Exercise directions
In the records below, find each line with the word "Read" and copy it.

◇ ◇ ◇ ◇ ◇

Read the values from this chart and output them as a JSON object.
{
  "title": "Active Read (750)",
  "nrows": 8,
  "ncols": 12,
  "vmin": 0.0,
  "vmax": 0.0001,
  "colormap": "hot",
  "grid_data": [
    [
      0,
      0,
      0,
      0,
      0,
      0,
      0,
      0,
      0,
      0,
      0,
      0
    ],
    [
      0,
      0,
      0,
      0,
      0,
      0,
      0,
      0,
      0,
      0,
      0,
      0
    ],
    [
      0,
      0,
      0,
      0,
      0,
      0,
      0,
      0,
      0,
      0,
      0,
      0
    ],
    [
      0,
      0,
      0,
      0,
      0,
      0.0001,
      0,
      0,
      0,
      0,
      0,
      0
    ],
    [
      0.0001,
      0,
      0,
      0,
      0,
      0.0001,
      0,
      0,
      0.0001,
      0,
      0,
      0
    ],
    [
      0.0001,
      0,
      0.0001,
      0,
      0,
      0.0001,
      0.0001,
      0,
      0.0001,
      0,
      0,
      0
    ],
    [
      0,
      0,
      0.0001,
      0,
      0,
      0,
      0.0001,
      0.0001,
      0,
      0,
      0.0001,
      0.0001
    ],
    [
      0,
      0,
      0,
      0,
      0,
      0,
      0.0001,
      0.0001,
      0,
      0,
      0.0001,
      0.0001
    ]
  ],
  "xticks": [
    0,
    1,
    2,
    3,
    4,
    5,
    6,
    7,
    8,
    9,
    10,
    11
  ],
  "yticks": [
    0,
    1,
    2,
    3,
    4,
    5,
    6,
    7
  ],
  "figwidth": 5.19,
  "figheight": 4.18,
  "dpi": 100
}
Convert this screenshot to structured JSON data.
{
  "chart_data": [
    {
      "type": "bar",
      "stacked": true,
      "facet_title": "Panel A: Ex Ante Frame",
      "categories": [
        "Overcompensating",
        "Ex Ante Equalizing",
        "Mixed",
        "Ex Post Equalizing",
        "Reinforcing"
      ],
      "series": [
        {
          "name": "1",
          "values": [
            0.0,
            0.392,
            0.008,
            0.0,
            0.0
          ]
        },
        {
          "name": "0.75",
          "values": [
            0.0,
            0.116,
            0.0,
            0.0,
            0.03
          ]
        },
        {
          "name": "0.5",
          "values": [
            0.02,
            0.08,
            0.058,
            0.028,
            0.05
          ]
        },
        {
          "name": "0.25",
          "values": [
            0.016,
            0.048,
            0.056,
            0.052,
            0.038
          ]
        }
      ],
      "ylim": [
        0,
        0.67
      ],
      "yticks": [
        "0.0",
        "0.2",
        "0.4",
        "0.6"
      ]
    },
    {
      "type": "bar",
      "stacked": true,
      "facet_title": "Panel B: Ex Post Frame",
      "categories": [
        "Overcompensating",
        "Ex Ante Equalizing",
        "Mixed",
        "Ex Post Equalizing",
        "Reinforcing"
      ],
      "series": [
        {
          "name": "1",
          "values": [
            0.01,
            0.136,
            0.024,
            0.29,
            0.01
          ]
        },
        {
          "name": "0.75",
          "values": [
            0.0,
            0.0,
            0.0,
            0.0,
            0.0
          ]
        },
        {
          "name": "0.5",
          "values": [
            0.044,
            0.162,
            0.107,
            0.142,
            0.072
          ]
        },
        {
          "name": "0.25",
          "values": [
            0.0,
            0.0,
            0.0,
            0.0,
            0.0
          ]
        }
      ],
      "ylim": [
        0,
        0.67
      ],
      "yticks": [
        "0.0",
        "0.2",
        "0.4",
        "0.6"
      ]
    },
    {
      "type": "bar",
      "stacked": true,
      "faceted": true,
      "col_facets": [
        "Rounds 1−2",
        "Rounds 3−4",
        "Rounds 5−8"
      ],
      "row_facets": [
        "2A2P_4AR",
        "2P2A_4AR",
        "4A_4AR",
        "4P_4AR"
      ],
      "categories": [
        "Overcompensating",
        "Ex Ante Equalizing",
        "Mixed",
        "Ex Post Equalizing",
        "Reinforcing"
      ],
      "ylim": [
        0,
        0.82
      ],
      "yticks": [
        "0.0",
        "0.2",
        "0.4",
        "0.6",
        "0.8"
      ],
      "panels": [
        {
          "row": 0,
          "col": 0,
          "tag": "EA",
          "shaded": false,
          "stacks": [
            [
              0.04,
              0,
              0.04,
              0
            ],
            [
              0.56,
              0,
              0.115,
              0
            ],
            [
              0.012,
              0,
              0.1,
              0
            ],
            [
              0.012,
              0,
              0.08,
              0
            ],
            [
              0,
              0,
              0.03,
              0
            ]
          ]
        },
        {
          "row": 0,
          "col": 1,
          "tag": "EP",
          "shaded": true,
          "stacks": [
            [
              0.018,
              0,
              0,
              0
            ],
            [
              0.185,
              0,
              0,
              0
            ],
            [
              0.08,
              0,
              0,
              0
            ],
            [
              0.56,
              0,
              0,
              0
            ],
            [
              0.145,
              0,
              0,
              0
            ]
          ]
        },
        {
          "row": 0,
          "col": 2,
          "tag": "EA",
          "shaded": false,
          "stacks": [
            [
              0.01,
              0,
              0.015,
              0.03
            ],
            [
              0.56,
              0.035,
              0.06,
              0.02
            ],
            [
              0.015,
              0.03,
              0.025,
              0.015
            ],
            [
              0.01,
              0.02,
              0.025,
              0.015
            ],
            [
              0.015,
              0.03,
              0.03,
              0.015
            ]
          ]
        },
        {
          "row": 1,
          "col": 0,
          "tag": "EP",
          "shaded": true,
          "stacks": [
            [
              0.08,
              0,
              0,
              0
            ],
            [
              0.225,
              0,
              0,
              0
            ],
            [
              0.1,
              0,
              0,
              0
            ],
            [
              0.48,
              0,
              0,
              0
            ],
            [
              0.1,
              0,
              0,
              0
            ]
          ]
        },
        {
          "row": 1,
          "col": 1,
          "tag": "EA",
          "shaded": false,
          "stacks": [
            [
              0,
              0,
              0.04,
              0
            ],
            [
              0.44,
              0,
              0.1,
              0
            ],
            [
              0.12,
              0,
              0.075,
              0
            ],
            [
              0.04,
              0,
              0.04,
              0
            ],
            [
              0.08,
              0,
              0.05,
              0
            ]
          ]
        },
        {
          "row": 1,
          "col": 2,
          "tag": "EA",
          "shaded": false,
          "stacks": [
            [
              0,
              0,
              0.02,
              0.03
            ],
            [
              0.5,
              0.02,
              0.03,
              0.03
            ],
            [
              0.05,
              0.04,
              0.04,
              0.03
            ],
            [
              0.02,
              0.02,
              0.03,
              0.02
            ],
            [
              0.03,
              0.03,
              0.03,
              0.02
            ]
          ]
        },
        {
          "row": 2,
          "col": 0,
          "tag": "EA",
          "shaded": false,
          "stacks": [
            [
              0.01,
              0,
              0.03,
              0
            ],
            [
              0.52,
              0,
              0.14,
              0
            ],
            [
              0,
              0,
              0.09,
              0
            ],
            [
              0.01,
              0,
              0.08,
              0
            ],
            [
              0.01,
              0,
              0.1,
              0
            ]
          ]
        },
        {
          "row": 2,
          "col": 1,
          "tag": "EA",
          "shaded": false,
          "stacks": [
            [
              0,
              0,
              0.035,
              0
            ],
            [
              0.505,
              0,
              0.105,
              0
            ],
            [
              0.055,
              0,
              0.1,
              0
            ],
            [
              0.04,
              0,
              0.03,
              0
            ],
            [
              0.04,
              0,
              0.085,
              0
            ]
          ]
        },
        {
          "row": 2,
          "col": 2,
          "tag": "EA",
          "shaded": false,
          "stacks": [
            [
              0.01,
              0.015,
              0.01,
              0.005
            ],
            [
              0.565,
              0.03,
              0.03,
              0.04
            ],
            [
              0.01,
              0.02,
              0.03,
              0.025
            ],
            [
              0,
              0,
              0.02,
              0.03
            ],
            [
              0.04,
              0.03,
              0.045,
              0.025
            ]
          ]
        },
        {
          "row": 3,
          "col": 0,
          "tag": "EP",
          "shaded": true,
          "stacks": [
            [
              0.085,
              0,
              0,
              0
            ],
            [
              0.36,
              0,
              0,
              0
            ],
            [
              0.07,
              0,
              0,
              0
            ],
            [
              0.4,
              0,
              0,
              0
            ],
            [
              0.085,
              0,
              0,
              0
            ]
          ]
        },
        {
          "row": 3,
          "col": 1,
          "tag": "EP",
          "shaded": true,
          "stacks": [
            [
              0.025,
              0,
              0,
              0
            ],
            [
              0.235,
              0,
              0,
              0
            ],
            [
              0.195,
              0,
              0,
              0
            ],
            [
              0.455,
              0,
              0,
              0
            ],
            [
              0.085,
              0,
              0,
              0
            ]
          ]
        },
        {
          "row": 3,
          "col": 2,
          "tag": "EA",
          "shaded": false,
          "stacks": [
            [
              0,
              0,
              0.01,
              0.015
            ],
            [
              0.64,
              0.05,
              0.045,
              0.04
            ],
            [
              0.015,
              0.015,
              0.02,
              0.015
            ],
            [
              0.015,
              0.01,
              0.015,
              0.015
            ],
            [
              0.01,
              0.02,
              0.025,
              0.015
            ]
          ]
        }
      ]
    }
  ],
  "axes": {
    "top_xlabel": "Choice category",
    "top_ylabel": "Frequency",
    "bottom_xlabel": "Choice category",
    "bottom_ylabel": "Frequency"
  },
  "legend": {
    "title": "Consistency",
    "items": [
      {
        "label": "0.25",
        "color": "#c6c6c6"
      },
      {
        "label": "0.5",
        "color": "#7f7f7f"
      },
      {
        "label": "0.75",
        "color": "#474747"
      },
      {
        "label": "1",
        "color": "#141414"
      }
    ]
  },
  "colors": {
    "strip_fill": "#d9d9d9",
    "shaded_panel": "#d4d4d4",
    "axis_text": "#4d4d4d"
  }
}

◇ ◇ ◇ ◇ ◇

Expected answer
Read the values from this chart and output them as a JSON object.
  "title": "Active Read (750)",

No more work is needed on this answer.